[ЗАДАНИЕ 1] Обновите записи от их начала до строки с «svg-text:Brno: Brno [516, 1032, 554, 1048]» включительно. Замените в них «Praha» на «Praga», а остальное оставьте без изменений.

Наша Конституция так написана, что это модель, это целевой ориентир, к которому надо стремиться. Фактически это план новой России, которую надо построить. И если прорабы на стройке иногда ошибаются или воруют, то это не значит, что плох проект дома. И еще скажу: Библию и Коран тоже не все и не всегда соблюдают, но это же не означает, что надо эти морально-нравственные основы переписать или вообще выкинуть. Наоборот, надо настраивать себя и общество на следование этим ценностям и нормам.

— Договор между Татарстаном и федеральным центром не был продлен. Как вы оцениваете этот факт?

— Я считаю это ошибкой. Во-первых, договор в 1994 году спас Татарстан и Россию от серьезного конфликта, а во-вторых, в нынешнем виде он никому не мешал. А вот будучи отмененным, договор снова стал яблоком раздора. Я всегда считал и считаю до сих пор, что договоры о разграничении полномочий — это очень эффективный инструмент управления государством. Данный механизм помогает одновременно обеспечить и общегосударственную стабильность, и динамичное развитие федеративных отношений.

Обратите внимание: часть 3 статьи 11 Конституции России, которая предусматривает возможность разграничения предметов ведения и полномочий договорами, находится в разделе «Основы конституционного строя». Это та глава Основного Закона, которая может меняться не поправками, а только на референдуме или путем принятия совсем другой Конституции. Этот пункт гласит, что распределение предметов ведения и полномочий в России осуществляется Конституцией, федеративным и иными договорами о разграничении предметов ведения и полномочий. Вот это «и иными договорами» было как раз заложено под написанный проект договора с Татарстаном, о котором мы с 1992 года вели переговоры. И пока не записали эту фразу, нельзя было подписать договор такого уровня, не имея конституционной основы.

Так что формулировка, что под татарстанским договором «нет конституционной основы», является юридически неверной. Договор — это способ распределения полномочий между уровнями власти, а не соглашение между федерацией и ее субъектом, это нормальный инструмент организации власти.

— Почему татарстанский договор спас Россию?

— Потому что сначала республика не подписала федеративный договор, потом фактически отказалась проводить референдум о новой Конституции в 1993 году и участвовать в выборах в Федеральное Собрание. А Конституция РТ от 6 ноября 1992 года очень сильно не соответствовала Конституции федеральной. Но когда подписали договор в феврале 1994 года и решили все острейшие проблемы, в республике сразу прошли выборы в федеральный парламент. Если вспомните, избрали Фарида Мухаметшина и Минтимера Шаймиева в Совет Федерации и пять депутатов в Государственную Думу. А по международному праву и по конституционному праву проведение выборов на территории республики в федеральный парламент по правилам, установленным федеральным законодательством, — это де-факто и де-юре признание общенационального суверенитета и федеральной Конституции.

Записи элементов и их координат:

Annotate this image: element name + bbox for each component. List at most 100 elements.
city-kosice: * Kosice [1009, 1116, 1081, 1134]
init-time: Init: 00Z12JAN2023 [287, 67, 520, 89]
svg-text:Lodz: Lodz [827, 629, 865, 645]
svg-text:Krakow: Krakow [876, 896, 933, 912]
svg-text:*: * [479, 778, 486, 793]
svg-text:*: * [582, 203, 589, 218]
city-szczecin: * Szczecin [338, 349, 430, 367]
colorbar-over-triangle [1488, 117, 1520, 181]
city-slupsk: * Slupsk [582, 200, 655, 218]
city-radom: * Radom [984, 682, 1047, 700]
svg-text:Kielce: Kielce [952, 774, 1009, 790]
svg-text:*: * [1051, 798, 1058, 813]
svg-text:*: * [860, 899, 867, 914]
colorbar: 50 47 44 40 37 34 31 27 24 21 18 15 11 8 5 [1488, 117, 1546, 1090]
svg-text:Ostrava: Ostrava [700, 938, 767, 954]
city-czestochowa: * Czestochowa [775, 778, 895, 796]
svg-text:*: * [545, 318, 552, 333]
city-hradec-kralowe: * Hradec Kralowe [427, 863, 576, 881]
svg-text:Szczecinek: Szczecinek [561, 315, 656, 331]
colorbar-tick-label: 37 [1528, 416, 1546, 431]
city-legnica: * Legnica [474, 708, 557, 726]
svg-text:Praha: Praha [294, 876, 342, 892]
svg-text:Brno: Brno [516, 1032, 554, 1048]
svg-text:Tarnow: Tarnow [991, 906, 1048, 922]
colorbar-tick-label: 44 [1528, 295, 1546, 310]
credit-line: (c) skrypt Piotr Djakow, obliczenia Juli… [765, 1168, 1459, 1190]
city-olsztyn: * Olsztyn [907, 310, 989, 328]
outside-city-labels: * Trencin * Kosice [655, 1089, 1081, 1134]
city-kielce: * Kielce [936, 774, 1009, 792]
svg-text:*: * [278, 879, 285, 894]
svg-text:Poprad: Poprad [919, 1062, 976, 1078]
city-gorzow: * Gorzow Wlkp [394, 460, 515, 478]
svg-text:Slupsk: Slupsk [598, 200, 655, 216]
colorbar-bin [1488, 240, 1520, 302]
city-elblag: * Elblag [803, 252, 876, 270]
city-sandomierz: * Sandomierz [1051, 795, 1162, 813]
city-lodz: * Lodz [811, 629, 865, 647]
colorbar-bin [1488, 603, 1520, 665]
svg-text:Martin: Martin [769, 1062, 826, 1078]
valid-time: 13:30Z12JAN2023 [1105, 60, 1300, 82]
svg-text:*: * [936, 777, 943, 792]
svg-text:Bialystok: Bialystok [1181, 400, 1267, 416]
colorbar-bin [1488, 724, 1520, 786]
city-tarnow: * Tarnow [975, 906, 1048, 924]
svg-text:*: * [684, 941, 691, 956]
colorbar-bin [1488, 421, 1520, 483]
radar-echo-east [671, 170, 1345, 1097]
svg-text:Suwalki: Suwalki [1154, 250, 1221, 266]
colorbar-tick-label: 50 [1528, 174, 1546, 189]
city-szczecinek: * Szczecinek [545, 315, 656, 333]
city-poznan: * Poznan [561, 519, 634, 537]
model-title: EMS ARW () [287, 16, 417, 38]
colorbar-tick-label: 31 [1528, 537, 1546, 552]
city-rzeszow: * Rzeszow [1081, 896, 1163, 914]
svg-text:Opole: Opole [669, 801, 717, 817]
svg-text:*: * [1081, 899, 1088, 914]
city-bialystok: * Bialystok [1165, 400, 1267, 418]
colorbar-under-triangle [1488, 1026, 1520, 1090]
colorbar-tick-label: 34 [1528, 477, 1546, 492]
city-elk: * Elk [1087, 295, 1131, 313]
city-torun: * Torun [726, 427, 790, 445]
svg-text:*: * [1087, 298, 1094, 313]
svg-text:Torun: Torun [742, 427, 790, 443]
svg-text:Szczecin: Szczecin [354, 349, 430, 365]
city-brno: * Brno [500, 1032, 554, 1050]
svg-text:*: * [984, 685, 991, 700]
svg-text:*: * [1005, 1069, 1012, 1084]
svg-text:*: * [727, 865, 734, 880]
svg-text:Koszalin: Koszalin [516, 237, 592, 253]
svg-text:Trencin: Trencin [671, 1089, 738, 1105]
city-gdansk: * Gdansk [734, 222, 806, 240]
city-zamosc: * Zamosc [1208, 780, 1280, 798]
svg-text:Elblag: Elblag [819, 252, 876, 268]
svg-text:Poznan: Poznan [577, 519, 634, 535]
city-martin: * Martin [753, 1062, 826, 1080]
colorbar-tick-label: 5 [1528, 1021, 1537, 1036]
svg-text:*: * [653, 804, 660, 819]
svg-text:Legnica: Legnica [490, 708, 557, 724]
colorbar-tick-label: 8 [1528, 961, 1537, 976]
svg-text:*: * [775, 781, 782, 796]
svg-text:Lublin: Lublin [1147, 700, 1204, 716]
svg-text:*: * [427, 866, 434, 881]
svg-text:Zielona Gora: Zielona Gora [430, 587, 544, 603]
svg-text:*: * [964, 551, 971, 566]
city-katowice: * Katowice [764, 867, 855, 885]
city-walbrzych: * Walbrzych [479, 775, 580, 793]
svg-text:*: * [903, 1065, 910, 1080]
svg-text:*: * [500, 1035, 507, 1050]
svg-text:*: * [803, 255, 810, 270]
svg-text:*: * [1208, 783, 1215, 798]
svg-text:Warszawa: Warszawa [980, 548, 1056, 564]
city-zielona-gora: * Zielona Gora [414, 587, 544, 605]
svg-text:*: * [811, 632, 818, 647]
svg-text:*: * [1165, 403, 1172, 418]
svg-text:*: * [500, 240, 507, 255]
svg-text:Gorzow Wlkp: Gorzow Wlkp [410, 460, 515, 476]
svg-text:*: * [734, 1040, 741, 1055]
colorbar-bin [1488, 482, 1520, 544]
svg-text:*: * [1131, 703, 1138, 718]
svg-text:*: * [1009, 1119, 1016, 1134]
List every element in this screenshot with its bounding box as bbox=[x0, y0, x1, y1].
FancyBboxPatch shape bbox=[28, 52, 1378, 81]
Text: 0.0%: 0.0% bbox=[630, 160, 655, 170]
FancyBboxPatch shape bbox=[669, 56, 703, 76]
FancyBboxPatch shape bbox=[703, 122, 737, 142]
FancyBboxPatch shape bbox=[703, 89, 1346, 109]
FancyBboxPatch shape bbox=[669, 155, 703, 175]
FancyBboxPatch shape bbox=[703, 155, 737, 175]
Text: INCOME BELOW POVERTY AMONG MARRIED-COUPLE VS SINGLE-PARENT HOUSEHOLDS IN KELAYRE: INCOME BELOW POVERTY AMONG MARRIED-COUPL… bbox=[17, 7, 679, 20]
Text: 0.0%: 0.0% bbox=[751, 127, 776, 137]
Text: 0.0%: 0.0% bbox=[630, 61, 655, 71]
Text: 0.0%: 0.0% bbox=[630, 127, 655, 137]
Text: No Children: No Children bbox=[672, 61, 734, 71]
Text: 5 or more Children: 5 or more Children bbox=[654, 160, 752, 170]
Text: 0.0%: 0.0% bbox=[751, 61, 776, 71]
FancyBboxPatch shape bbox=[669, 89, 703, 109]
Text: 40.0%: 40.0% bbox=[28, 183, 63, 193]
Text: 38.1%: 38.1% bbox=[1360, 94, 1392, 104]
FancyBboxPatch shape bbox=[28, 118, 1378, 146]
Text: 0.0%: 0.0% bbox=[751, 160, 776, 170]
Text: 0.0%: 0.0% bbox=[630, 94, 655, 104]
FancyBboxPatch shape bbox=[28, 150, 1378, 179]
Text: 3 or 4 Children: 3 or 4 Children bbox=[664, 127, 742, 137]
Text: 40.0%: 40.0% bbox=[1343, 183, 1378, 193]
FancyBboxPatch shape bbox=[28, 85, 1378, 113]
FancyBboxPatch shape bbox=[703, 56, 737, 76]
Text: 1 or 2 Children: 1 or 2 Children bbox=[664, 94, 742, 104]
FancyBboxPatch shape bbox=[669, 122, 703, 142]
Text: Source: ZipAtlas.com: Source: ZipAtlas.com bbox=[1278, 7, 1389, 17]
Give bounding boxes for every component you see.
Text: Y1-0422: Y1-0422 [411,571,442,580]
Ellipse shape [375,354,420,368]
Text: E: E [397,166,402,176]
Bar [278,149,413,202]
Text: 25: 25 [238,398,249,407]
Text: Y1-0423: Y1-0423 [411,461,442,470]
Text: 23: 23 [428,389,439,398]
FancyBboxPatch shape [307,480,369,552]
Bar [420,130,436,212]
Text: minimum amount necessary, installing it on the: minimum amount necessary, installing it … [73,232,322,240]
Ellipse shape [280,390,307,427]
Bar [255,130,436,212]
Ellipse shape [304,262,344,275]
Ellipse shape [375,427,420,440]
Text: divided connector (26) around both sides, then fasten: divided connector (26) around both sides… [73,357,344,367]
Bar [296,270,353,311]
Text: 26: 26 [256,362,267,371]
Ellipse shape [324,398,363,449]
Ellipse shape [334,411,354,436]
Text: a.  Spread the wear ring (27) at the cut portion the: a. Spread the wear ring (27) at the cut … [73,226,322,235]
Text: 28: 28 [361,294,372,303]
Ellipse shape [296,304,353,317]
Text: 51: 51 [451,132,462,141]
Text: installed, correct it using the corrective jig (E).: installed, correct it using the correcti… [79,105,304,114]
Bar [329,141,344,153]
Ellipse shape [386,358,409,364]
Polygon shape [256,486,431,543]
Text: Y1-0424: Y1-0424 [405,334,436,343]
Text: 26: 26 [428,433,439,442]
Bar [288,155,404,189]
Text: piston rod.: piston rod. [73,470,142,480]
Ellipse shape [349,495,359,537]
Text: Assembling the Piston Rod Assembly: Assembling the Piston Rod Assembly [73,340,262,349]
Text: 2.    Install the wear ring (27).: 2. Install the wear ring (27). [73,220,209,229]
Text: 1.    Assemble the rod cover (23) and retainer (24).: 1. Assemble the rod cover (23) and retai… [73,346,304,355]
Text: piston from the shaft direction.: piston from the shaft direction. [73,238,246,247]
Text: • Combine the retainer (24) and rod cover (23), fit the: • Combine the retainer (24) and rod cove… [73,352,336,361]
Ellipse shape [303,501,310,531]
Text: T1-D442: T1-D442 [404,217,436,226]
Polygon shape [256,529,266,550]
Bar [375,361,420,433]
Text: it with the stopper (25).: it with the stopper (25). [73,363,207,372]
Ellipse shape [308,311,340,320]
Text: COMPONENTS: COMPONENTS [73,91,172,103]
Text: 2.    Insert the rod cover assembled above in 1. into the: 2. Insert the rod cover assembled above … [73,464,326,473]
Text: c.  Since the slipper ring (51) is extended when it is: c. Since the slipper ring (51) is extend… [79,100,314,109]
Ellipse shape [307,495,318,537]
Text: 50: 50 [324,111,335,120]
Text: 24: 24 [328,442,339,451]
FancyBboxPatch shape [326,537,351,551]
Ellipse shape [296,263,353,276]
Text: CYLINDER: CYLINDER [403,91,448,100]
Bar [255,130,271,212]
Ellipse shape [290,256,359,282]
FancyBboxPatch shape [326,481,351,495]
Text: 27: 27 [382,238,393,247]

[ЗАДАНИЕ 2]
Определите, согласуются ли утверждения (a), (b) и (c) с текстом о договоре Татарстана. Для каждого ответьте «да» или «нет» и приведите точную цитату из текста, которая это решает.
(a) Договор между Татарстаном и федеральным центром был продлен.
(b) Договор с Татарстаном подписали в феврале 1994 года.
(c) От республики в Государственную Думу избрали трех депутатов.

[РЕЗУЛЬТАТ 1]
Annotate this image: element name + bbox for each component. List at most 100 elements.
city-kosice: * Kosice [1009, 1116, 1081, 1134]
init-time: Init: 00Z12JAN2023 [287, 67, 520, 89]
svg-text:Lodz: Lodz [827, 629, 865, 645]
svg-text:Krakow: Krakow [876, 896, 933, 912]
svg-text:*: * [479, 778, 486, 793]
svg-text:*: * [582, 203, 589, 218]
city-szczecin: * Szczecin [338, 349, 430, 367]
colorbar-over-triangle [1488, 117, 1520, 181]
city-slupsk: * Slupsk [582, 200, 655, 218]
city-radom: * Radom [984, 682, 1047, 700]
svg-text:Kielce: Kielce [952, 774, 1009, 790]
svg-text:*: * [1051, 798, 1058, 813]
svg-text:*: * [860, 899, 867, 914]
colorbar: 50 47 44 40 37 34 31 27 24 21 18 15 11 8 5 [1488, 117, 1546, 1090]
svg-text:Ostrava: Ostrava [700, 938, 767, 954]
city-czestochowa: * Czestochowa [775, 778, 895, 796]
svg-text:*: * [545, 318, 552, 333]
city-hradec-kralowe: * Hradec Kralowe [427, 863, 576, 881]
svg-text:Szczecinek: Szczecinek [561, 315, 656, 331]
colorbar-tick-label: 37 [1528, 416, 1546, 431]
city-legnica: * Legnica [474, 708, 557, 726]
svg-text:Praga: Praga [294, 876, 342, 892]
svg-text:Brno: Brno [516, 1032, 554, 1048]

[РЕЗУЛЬТАТ 2]
(a) Нет: «Договор между Татарстаном и федеральным центром не был продлен».
(b) Да: «Но когда подписали договор в феврале 1994 года и решили все острейшие проблемы, в республике сразу прошли выборы в федеральный парламент».
(c) Нет: «и пять депутатов в Государственную Думу».